Copy out every line in which the string "Start" occurs.

Entries provided:

****

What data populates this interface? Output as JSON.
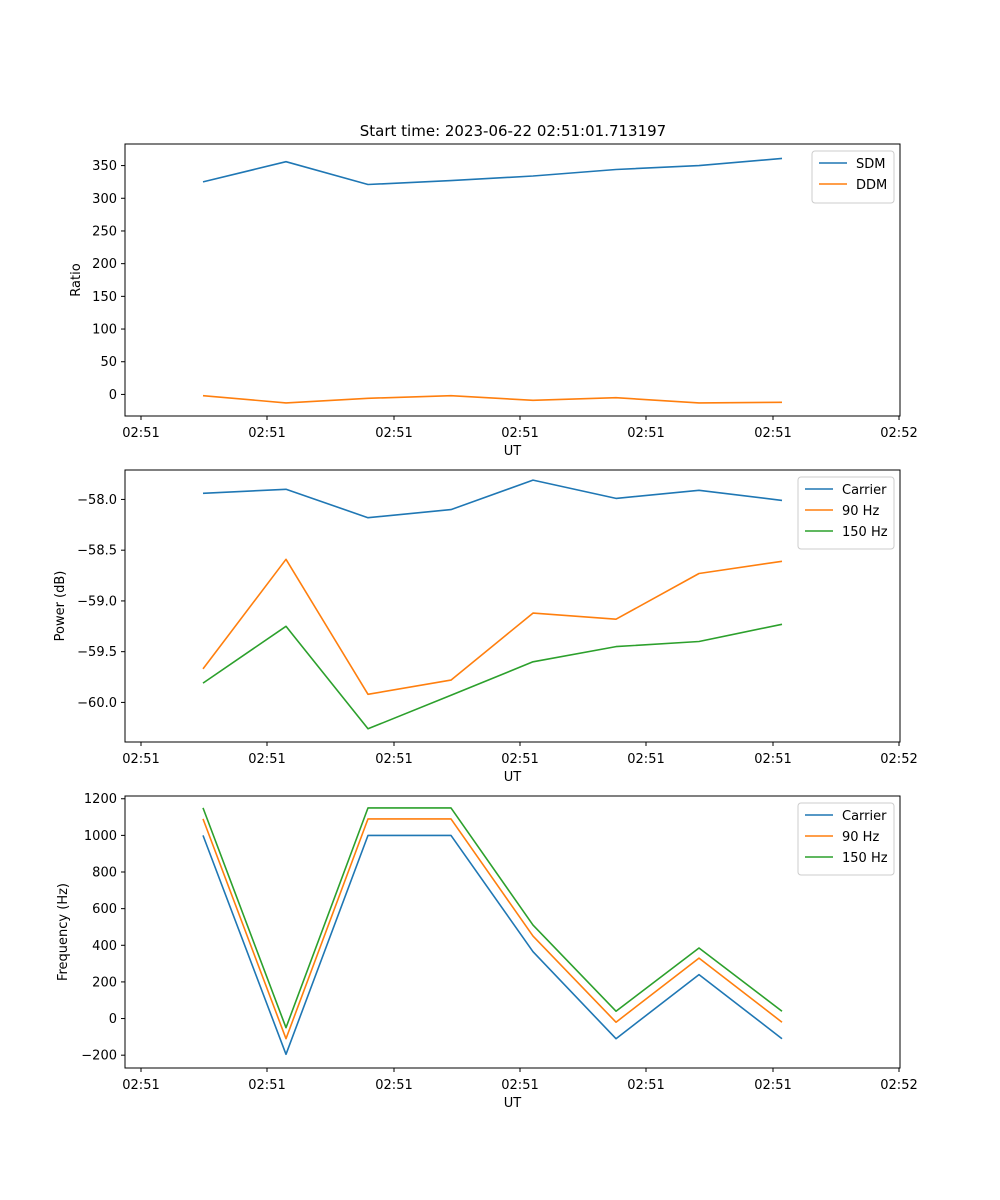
{
  "figure": {
    "title": "Start time: 2023-06-22 02:51:01.713197"
  },
  "chart_data": [
    {
      "type": "line",
      "title": "Start time: 2023-06-22 02:51:01.713197",
      "xlabel": "UT",
      "ylabel": "Ratio",
      "x_tick_labels": [
        "02:51",
        "02:51",
        "02:51",
        "02:51",
        "02:51",
        "02:51",
        "02:52"
      ],
      "y_ticks": [
        0,
        50,
        100,
        150,
        200,
        250,
        300,
        350
      ],
      "y_tick_labels": [
        "0",
        "50",
        "100",
        "150",
        "200",
        "250",
        "300",
        "350"
      ],
      "ylim": [
        -33,
        383
      ],
      "x_points": 8,
      "legend_position": "top-right",
      "series": [
        {
          "name": "SDM",
          "color": "#1f77b4",
          "values": [
            325,
            356,
            321,
            327,
            334,
            344,
            350,
            361
          ]
        },
        {
          "name": "DDM",
          "color": "#ff7f0e",
          "values": [
            -2,
            -13,
            -6,
            -2,
            -9,
            -5,
            -13,
            -12
          ]
        }
      ]
    },
    {
      "type": "line",
      "title": "",
      "xlabel": "UT",
      "ylabel": "Power (dB)",
      "x_tick_labels": [
        "02:51",
        "02:51",
        "02:51",
        "02:51",
        "02:51",
        "02:51",
        "02:52"
      ],
      "y_ticks": [
        -60.0,
        -59.5,
        -59.0,
        -58.5,
        -58.0
      ],
      "y_tick_labels": [
        "−60.0",
        "−59.5",
        "−59.0",
        "−58.5",
        "−58.0"
      ],
      "ylim": [
        -60.39,
        -57.71
      ],
      "x_points": 8,
      "legend_position": "top-right",
      "series": [
        {
          "name": "Carrier",
          "color": "#1f77b4",
          "values": [
            -57.94,
            -57.9,
            -58.18,
            -58.1,
            -57.81,
            -57.99,
            -57.91,
            -58.01
          ]
        },
        {
          "name": "90 Hz",
          "color": "#ff7f0e",
          "values": [
            -59.67,
            -58.59,
            -59.92,
            -59.78,
            -59.12,
            -59.18,
            -58.73,
            -58.61
          ]
        },
        {
          "name": "150 Hz",
          "color": "#2ca02c",
          "values": [
            -59.81,
            -59.25,
            -60.26,
            -59.93,
            -59.6,
            -59.45,
            -59.4,
            -59.23
          ]
        }
      ]
    },
    {
      "type": "line",
      "title": "",
      "xlabel": "UT",
      "ylabel": "Frequency (Hz)",
      "x_tick_labels": [
        "02:51",
        "02:51",
        "02:51",
        "02:51",
        "02:51",
        "02:51",
        "02:52"
      ],
      "y_ticks": [
        -200,
        0,
        200,
        400,
        600,
        800,
        1000,
        1200
      ],
      "y_tick_labels": [
        "−200",
        "0",
        "200",
        "400",
        "600",
        "800",
        "1000",
        "1200"
      ],
      "ylim": [
        -270,
        1215
      ],
      "x_points": 8,
      "legend_position": "top-right",
      "series": [
        {
          "name": "Carrier",
          "color": "#1f77b4",
          "values": [
            1000,
            -195,
            1000,
            1000,
            365,
            -110,
            240,
            -110
          ]
        },
        {
          "name": "90 Hz",
          "color": "#ff7f0e",
          "values": [
            1090,
            -110,
            1090,
            1090,
            450,
            -20,
            330,
            -20
          ]
        },
        {
          "name": "150 Hz",
          "color": "#2ca02c",
          "values": [
            1150,
            -50,
            1150,
            1150,
            510,
            40,
            385,
            40
          ]
        }
      ]
    }
  ]
}
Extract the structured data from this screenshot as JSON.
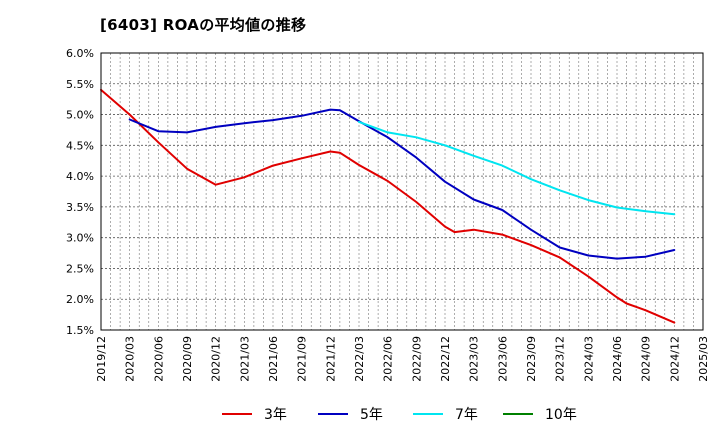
{
  "chart_data": {
    "type": "line",
    "title": "[6403]  ROAの平均値の推移",
    "ylim": [
      1.5,
      6.0
    ],
    "y_ticks": [
      "1.5%",
      "2.0%",
      "2.5%",
      "3.0%",
      "3.5%",
      "4.0%",
      "4.5%",
      "5.0%",
      "5.5%",
      "6.0%"
    ],
    "y_tick_values": [
      1.5,
      2.0,
      2.5,
      3.0,
      3.5,
      4.0,
      4.5,
      5.0,
      5.5,
      6.0
    ],
    "x_ticks": [
      "2019/12",
      "2020/03",
      "2020/06",
      "2020/09",
      "2020/12",
      "2021/03",
      "2021/06",
      "2021/09",
      "2021/12",
      "2022/03",
      "2022/06",
      "2022/09",
      "2022/12",
      "2023/03",
      "2023/06",
      "2023/09",
      "2023/12",
      "2024/03",
      "2024/06",
      "2024/09",
      "2024/12",
      "2025/03"
    ],
    "grid": true,
    "legend_position": "bottom",
    "series": [
      {
        "name": "3年",
        "color": "#e00000",
        "x": [
          "2019/12",
          "2020/03",
          "2020/06",
          "2020/09",
          "2020/12",
          "2021/03",
          "2021/06",
          "2021/09",
          "2021/12",
          "2022/01",
          "2022/03",
          "2022/06",
          "2022/09",
          "2022/12",
          "2023/01",
          "2023/03",
          "2023/06",
          "2023/09",
          "2023/12",
          "2024/03",
          "2024/06",
          "2024/07",
          "2024/09",
          "2024/12"
        ],
        "values": [
          5.4,
          5.0,
          4.55,
          4.12,
          3.86,
          3.98,
          4.17,
          4.29,
          4.4,
          4.38,
          4.18,
          3.92,
          3.58,
          3.18,
          3.09,
          3.13,
          3.05,
          2.88,
          2.68,
          2.37,
          2.03,
          1.93,
          1.82,
          1.62
        ]
      },
      {
        "name": "5年",
        "color": "#0000c0",
        "x": [
          "2020/03",
          "2020/06",
          "2020/09",
          "2020/12",
          "2021/03",
          "2021/06",
          "2021/09",
          "2021/12",
          "2022/01",
          "2022/03",
          "2022/06",
          "2022/09",
          "2022/12",
          "2023/03",
          "2023/06",
          "2023/09",
          "2023/12",
          "2024/03",
          "2024/06",
          "2024/09",
          "2024/12"
        ],
        "values": [
          4.92,
          4.73,
          4.71,
          4.8,
          4.86,
          4.91,
          4.98,
          5.08,
          5.07,
          4.89,
          4.63,
          4.3,
          3.91,
          3.62,
          3.45,
          3.13,
          2.84,
          2.71,
          2.66,
          2.69,
          2.8
        ]
      },
      {
        "name": "7年",
        "color": "#00e5f0",
        "x": [
          "2022/03",
          "2022/06",
          "2022/09",
          "2022/12",
          "2023/03",
          "2023/06",
          "2023/09",
          "2023/12",
          "2024/03",
          "2024/06",
          "2024/09",
          "2024/12"
        ],
        "values": [
          4.88,
          4.71,
          4.63,
          4.5,
          4.33,
          4.17,
          3.95,
          3.77,
          3.61,
          3.49,
          3.43,
          3.38
        ]
      },
      {
        "name": "10年",
        "color": "#008000",
        "x": [],
        "values": []
      }
    ]
  }
}
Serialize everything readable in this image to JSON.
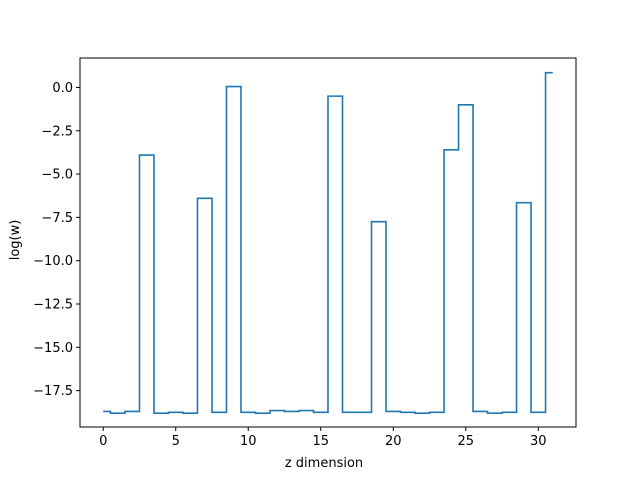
{
  "chart_data": {
    "type": "line",
    "drawstyle": "steps-mid",
    "xlabel": "z dimension",
    "ylabel": "log(w)",
    "xlim": [
      -1.6,
      32.6
    ],
    "ylim": [
      -19.6,
      1.7
    ],
    "xticks": [
      0,
      5,
      10,
      15,
      20,
      25,
      30
    ],
    "xtick_labels": [
      "0",
      "5",
      "10",
      "15",
      "20",
      "25",
      "30"
    ],
    "yticks": [
      0,
      -2.5,
      -5,
      -7.5,
      -10,
      -12.5,
      -15,
      -17.5
    ],
    "ytick_labels": [
      "0.0",
      "−2.5",
      "−5.0",
      "−7.5",
      "−10.0",
      "−12.5",
      "−15.0",
      "−17.5"
    ],
    "grid": false,
    "series": [
      {
        "color": "#1f77b4",
        "x": [
          0,
          1,
          2,
          3,
          4,
          5,
          6,
          7,
          8,
          9,
          10,
          11,
          12,
          13,
          14,
          15,
          16,
          17,
          18,
          19,
          20,
          21,
          22,
          23,
          24,
          25,
          26,
          27,
          28,
          29,
          30,
          31
        ],
        "values": [
          -18.7,
          -18.8,
          -18.7,
          -3.9,
          -18.8,
          -18.75,
          -18.8,
          -6.4,
          -18.75,
          0.05,
          -18.75,
          -18.8,
          -18.65,
          -18.7,
          -18.65,
          -18.75,
          -0.5,
          -18.75,
          -18.75,
          -7.75,
          -18.7,
          -18.75,
          -18.8,
          -18.75,
          -3.6,
          -1.0,
          -18.7,
          -18.8,
          -18.75,
          -6.65,
          -18.75,
          0.85
        ]
      }
    ]
  }
}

****

Result of the exercise:
    "title": "Start time: 2023-06-22 02:51:01.713197"
      "title": "Start time: 2023-06-22 02:51:01.713197",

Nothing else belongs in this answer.